Go through the material and pull out every line with the string "title" in it.
--- START Listing ---
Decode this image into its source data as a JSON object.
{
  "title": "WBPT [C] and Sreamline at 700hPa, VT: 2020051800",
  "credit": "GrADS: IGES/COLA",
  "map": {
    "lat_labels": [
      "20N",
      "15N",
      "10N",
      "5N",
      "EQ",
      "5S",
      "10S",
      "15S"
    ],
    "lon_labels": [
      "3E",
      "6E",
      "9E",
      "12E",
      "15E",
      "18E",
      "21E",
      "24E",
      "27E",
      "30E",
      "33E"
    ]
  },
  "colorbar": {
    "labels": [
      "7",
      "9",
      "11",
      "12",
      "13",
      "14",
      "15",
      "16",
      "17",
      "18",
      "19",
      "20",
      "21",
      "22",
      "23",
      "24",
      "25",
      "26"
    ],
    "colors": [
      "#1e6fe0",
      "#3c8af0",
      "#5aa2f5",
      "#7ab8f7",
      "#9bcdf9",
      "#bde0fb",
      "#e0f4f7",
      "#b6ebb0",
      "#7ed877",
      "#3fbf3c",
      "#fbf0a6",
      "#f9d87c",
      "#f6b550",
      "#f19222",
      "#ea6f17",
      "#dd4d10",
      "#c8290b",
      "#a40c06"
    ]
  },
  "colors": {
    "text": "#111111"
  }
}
--- END Listing ---
--- START Listing ---
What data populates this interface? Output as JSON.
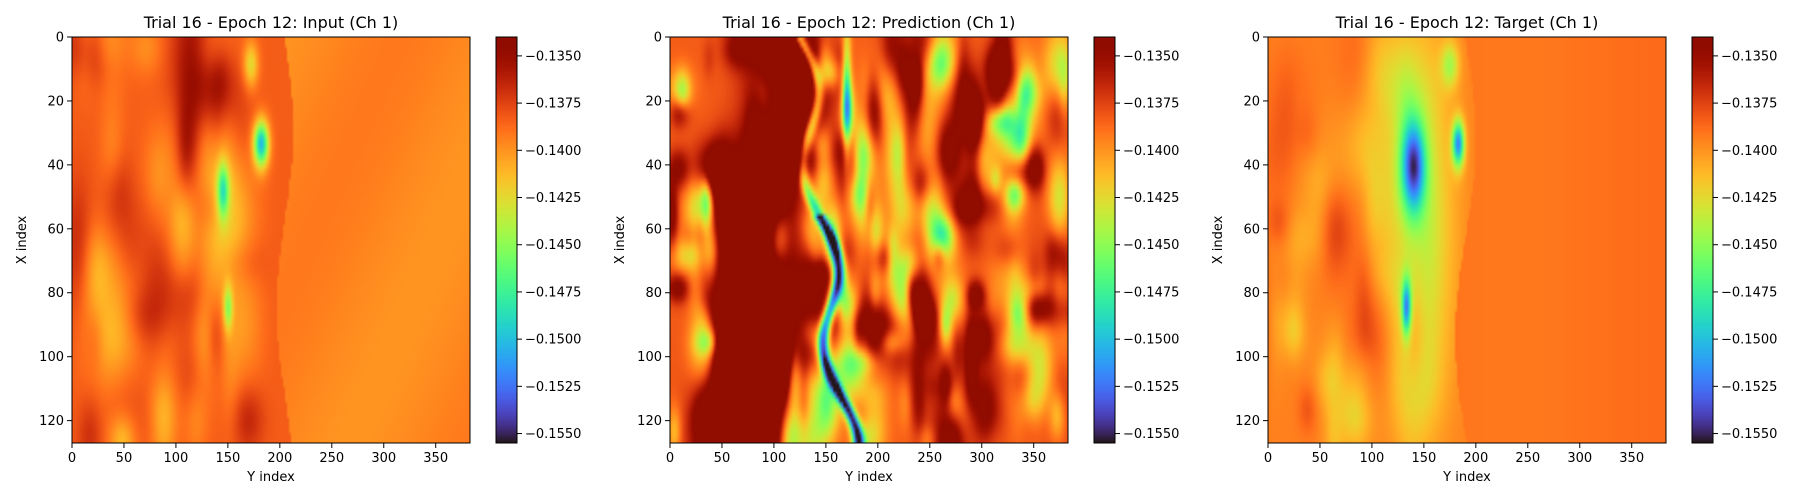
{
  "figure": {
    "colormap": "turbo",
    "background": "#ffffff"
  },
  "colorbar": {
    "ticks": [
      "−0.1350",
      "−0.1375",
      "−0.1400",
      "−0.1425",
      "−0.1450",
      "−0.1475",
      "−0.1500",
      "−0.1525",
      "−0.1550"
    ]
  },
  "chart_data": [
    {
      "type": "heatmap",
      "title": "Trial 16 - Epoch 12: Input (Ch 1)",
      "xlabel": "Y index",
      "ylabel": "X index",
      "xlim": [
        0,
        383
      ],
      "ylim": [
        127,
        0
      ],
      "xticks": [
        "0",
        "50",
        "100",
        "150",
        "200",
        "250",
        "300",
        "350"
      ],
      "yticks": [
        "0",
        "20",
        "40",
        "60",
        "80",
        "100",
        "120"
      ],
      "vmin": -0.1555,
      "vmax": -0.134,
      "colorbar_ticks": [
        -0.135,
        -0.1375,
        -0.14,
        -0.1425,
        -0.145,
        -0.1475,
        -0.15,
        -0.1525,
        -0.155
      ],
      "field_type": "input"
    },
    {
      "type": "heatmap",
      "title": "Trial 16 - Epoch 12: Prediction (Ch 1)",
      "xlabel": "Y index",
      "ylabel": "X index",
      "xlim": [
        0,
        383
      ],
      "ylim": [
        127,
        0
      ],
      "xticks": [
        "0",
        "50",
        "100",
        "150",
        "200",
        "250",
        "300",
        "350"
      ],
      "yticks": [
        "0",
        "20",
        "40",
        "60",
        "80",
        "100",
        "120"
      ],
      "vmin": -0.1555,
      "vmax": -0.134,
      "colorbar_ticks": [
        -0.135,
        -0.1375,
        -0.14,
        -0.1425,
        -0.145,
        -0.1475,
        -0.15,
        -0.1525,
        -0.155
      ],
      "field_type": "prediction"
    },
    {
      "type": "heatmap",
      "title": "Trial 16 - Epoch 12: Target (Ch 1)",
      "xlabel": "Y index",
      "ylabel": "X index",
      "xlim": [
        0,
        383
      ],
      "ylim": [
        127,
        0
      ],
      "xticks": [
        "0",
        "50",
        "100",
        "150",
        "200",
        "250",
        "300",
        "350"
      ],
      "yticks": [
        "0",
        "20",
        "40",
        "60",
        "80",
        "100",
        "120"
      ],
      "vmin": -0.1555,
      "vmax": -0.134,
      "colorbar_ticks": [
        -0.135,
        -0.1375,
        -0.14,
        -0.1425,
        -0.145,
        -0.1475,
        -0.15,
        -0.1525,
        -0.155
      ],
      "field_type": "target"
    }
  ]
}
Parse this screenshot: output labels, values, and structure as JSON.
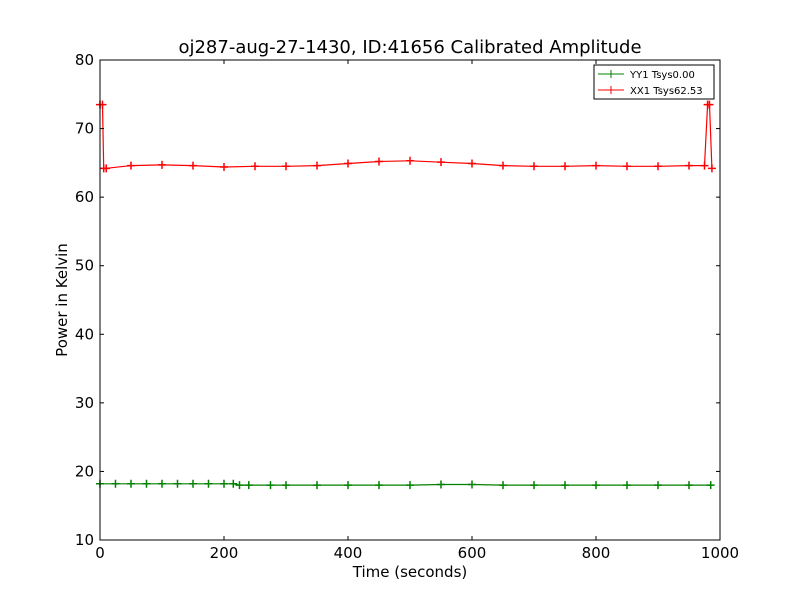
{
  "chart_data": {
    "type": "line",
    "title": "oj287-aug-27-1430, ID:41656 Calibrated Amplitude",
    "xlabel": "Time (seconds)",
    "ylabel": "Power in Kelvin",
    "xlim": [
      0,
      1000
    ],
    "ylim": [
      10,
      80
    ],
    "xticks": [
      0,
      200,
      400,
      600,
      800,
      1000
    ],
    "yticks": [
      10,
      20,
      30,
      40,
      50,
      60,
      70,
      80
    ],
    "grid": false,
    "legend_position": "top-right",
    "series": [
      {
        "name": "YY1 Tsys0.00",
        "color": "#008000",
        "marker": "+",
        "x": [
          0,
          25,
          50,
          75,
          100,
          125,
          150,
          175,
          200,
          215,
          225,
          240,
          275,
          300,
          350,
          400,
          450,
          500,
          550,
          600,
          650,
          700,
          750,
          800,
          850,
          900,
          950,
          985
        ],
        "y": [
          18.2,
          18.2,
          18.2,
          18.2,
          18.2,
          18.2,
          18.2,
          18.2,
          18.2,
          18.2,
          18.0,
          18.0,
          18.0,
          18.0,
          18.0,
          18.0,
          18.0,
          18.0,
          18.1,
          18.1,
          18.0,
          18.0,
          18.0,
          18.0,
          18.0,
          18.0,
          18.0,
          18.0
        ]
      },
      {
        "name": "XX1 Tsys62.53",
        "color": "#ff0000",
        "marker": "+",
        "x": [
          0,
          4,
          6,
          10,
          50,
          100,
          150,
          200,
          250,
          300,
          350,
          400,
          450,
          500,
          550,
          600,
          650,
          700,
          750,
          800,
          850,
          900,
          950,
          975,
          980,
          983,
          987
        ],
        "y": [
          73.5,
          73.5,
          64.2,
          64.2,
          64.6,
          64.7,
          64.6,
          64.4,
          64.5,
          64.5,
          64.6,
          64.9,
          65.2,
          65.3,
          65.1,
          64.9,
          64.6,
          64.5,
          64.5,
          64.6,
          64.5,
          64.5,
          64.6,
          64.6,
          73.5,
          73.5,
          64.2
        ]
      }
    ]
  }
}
--- END Listing ---
--- START Listing ---
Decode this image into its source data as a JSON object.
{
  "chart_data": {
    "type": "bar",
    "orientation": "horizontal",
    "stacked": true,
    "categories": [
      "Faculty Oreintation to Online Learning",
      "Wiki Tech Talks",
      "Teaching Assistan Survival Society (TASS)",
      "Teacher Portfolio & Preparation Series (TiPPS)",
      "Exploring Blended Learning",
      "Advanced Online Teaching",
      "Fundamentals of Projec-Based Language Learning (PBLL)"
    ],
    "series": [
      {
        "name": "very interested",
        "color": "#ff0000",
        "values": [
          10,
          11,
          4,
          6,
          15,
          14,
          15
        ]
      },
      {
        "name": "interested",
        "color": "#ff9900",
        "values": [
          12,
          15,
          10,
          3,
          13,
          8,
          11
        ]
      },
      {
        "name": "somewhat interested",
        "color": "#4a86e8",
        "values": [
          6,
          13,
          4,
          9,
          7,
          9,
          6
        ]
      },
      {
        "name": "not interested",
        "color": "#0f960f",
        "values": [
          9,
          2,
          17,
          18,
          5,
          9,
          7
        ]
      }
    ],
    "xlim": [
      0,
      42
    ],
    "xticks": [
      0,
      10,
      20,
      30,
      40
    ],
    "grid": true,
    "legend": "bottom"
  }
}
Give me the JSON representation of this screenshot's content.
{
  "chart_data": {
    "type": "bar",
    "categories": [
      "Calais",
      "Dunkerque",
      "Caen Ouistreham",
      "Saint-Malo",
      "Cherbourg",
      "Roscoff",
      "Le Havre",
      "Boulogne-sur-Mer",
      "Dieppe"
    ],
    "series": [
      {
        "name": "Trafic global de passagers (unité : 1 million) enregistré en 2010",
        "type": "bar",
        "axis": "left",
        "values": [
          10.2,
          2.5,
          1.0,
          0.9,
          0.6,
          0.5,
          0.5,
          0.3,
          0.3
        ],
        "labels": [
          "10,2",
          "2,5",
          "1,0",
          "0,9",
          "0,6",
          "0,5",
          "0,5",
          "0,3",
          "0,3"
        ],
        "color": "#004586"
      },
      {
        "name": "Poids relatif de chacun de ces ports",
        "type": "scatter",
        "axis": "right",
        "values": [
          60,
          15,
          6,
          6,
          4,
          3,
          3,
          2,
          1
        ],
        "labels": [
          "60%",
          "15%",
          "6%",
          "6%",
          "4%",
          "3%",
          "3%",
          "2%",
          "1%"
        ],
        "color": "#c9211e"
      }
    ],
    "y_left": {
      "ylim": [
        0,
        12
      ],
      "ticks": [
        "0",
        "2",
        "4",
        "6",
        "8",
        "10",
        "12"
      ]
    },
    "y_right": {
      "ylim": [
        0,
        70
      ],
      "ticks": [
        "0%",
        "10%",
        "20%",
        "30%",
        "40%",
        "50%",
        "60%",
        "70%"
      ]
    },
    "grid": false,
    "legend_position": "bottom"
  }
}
--- END Listing ---
Answer to this exercise »
  "title": "WBPT [C] and Sreamline at 700hPa, VT: 2020051800",
      "title": "Trial 16 - Epoch 12: Input (Ch 1)",
      "title": "Trial 16 - Epoch 12: Prediction (Ch 1)",
      "title": "Trial 16 - Epoch 12: Target (Ch 1)",
    "title": "oj287-aug-27-1430, ID:41656 Calibrated Amplitude",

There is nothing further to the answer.